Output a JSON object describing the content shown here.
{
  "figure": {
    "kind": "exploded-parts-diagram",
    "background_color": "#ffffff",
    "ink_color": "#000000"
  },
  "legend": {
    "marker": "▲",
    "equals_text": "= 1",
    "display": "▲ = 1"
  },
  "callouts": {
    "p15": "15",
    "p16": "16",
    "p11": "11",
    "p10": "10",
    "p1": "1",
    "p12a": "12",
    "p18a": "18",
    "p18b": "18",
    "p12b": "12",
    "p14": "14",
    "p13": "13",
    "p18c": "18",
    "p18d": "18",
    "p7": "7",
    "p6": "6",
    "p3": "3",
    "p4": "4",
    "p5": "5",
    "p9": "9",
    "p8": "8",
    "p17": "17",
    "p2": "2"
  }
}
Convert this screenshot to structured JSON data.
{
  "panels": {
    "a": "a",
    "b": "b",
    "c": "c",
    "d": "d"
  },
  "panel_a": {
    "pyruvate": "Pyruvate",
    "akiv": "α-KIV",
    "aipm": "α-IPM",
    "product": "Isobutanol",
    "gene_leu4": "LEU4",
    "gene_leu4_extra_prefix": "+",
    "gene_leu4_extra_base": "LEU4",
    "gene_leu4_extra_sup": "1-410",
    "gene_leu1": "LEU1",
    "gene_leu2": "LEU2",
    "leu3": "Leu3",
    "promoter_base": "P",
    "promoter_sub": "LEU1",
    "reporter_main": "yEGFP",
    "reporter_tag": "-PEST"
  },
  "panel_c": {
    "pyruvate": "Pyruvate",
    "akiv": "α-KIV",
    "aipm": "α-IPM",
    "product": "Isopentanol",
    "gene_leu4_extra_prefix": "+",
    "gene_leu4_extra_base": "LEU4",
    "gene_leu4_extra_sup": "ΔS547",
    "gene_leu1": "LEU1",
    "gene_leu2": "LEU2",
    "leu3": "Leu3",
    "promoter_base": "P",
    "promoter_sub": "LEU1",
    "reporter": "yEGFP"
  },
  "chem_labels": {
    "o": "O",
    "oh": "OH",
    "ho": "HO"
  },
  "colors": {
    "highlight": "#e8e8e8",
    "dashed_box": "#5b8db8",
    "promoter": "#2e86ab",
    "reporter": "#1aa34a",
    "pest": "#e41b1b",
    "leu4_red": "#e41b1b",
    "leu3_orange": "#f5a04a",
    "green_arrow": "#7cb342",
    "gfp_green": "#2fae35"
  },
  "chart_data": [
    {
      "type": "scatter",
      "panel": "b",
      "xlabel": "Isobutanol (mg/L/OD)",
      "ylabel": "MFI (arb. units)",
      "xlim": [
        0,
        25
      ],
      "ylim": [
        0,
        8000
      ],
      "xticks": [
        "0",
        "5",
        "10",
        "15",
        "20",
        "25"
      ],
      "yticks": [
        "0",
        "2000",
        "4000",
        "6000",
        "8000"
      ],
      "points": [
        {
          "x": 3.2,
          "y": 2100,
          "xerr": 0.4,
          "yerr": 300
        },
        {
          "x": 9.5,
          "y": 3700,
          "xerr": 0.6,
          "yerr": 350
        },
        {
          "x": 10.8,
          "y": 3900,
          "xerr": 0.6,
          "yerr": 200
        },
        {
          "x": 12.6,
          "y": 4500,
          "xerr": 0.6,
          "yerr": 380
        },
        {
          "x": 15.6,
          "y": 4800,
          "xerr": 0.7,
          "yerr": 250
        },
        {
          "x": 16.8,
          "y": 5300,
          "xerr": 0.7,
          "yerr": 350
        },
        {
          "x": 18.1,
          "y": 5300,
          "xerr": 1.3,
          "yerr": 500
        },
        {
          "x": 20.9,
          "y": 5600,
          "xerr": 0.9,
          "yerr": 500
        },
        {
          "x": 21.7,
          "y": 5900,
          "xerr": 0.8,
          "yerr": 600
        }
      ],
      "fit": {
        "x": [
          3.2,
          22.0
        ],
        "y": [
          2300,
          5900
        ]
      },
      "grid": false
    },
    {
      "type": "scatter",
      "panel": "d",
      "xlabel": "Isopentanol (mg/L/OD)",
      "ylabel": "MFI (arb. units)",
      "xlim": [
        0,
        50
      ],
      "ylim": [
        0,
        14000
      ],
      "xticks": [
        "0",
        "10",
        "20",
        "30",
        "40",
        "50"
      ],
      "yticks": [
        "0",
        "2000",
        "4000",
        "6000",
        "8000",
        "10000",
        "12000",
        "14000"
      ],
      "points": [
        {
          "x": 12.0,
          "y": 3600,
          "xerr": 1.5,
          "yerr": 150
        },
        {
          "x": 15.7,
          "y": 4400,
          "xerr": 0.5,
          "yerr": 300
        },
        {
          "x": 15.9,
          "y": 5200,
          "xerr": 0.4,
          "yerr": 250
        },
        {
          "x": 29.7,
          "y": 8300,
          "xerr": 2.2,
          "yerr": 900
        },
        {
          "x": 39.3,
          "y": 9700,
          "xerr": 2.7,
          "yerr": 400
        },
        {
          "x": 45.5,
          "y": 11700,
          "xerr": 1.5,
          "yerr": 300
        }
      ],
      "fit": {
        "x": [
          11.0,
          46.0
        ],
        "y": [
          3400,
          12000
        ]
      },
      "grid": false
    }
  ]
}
────────
TASK INSTRUCTIONS | Please give back all of the records exactly as written.

EXERCISE RESULT |
Output a JSON object describing the content shown here.
{
  "figure": {
    "kind": "exploded-parts-diagram",
    "background_color": "#ffffff",
    "ink_color": "#000000"
  },
  "legend": {
    "marker": "▲",
    "equals_text": "= 1",
    "display": "▲ = 1"
  },
  "callouts": {
    "p15": "15",
    "p16": "16",
    "p11": "11",
    "p10": "10",
    "p1": "1",
    "p12a": "12",
    "p18a": "18",
    "p18b": "18",
    "p12b": "12",
    "p14": "14",
    "p13": "13",
    "p18c": "18",
    "p18d": "18",
    "p7": "7",
    "p6": "6",
    "p3": "3",
    "p4": "4",
    "p5": "5",
    "p9": "9",
    "p8": "8",
    "p17": "17",
    "p2": "2"
  }
}
Convert this screenshot to structured JSON data.
{
  "panels": {
    "a": "a",
    "b": "b",
    "c": "c",
    "d": "d"
  },
  "panel_a": {
    "pyruvate": "Pyruvate",
    "akiv": "α-KIV",
    "aipm": "α-IPM",
    "product": "Isobutanol",
    "gene_leu4": "LEU4",
    "gene_leu4_extra_prefix": "+",
    "gene_leu4_extra_base": "LEU4",
    "gene_leu4_extra_sup": "1-410",
    "gene_leu1": "LEU1",
    "gene_leu2": "LEU2",
    "leu3": "Leu3",
    "promoter_base": "P",
    "promoter_sub": "LEU1",
    "reporter_main": "yEGFP",
    "reporter_tag": "-PEST"
  },
  "panel_c": {
    "pyruvate": "Pyruvate",
    "akiv": "α-KIV",
    "aipm": "α-IPM",
    "product": "Isopentanol",
    "gene_leu4_extra_prefix": "+",
    "gene_leu4_extra_base": "LEU4",
    "gene_leu4_extra_sup": "ΔS547",
    "gene_leu1": "LEU1",
    "gene_leu2": "LEU2",
    "leu3": "Leu3",
    "promoter_base": "P",
    "promoter_sub": "LEU1",
    "reporter": "yEGFP"
  },
  "chem_labels": {
    "o": "O",
    "oh": "OH",
    "ho": "HO"
  },
  "colors": {
    "highlight": "#e8e8e8",
    "dashed_box": "#5b8db8",
    "promoter": "#2e86ab",
    "reporter": "#1aa34a",
    "pest": "#e41b1b",
    "leu4_red": "#e41b1b",
    "leu3_orange": "#f5a04a",
    "green_arrow": "#7cb342",
    "gfp_green": "#2fae35"
  },
  "chart_data": [
    {
      "type": "scatter",
      "panel": "b",
      "xlabel": "Isobutanol (mg/L/OD)",
      "ylabel": "MFI (arb. units)",
      "xlim": [
        0,
        25
      ],
      "ylim": [
        0,
        8000
      ],
      "xticks": [
        "0",
        "5",
        "10",
        "15",
        "20",
        "25"
      ],
      "yticks": [
        "0",
        "2000",
        "4000",
        "6000",
        "8000"
      ],
      "points": [
        {
          "x": 3.2,
          "y": 2100,
          "xerr": 0.4,
          "yerr": 300
        },
        {
          "x": 9.5,
          "y": 3700,
          "xerr": 0.6,
          "yerr": 350
        },
        {
          "x": 10.8,
          "y": 3900,
          "xerr": 0.6,
          "yerr": 200
        },
        {
          "x": 12.6,
          "y": 4500,
          "xerr": 0.6,
          "yerr": 380
        },
        {
          "x": 15.6,
          "y": 4800,
          "xerr": 0.7,
          "yerr": 250
        },
        {
          "x": 16.8,
          "y": 5300,
          "xerr": 0.7,
          "yerr": 350
        },
        {
          "x": 18.1,
          "y": 5300,
          "xerr": 1.3,
          "yerr": 500
        },
        {
          "x": 20.9,
          "y": 5600,
          "xerr": 0.9,
          "yerr": 500
        },
        {
          "x": 21.7,
          "y": 5900,
          "xerr": 0.8,
          "yerr": 600
        }
      ],
      "fit": {
        "x": [
          3.2,
          22.0
        ],
        "y": [
          2300,
          5900
        ]
      },
      "grid": false
    },
    {
      "type": "scatter",
      "panel": "d",
      "xlabel": "Isopentanol (mg/L/OD)",
      "ylabel": "MFI (arb. units)",
      "xlim": [
        0,
        50
      ],
      "ylim": [
        0,
        14000
      ],
      "xticks": [
        "0",
        "10",
        "20",
        "30",
        "40",
        "50"
      ],
      "yticks": [
        "0",
        "2000",
        "4000",
        "6000",
        "8000",
        "10000",
        "12000",
        "14000"
      ],
      "points": [
        {
          "x": 12.0,
          "y": 3600,
          "xerr": 1.5,
          "yerr": 150
        },
        {
          "x": 15.7,
          "y": 4400,
          "xerr": 0.5,
          "yerr": 300
        },
        {
          "x": 15.9,
          "y": 5200,
          "xerr": 0.4,
          "yerr": 250
        },
        {
          "x": 29.7,
          "y": 8300,
          "xerr": 2.2,
          "yerr": 900
        },
        {
          "x": 39.3,
          "y": 9700,
          "xerr": 2.7,
          "yerr": 400
        },
        {
          "x": 45.5,
          "y": 11700,
          "xerr": 1.5,
          "yerr": 300
        }
      ],
      "fit": {
        "x": [
          11.0,
          46.0
        ],
        "y": [
          3400,
          12000
        ]
      },
      "grid": false
    }
  ]
}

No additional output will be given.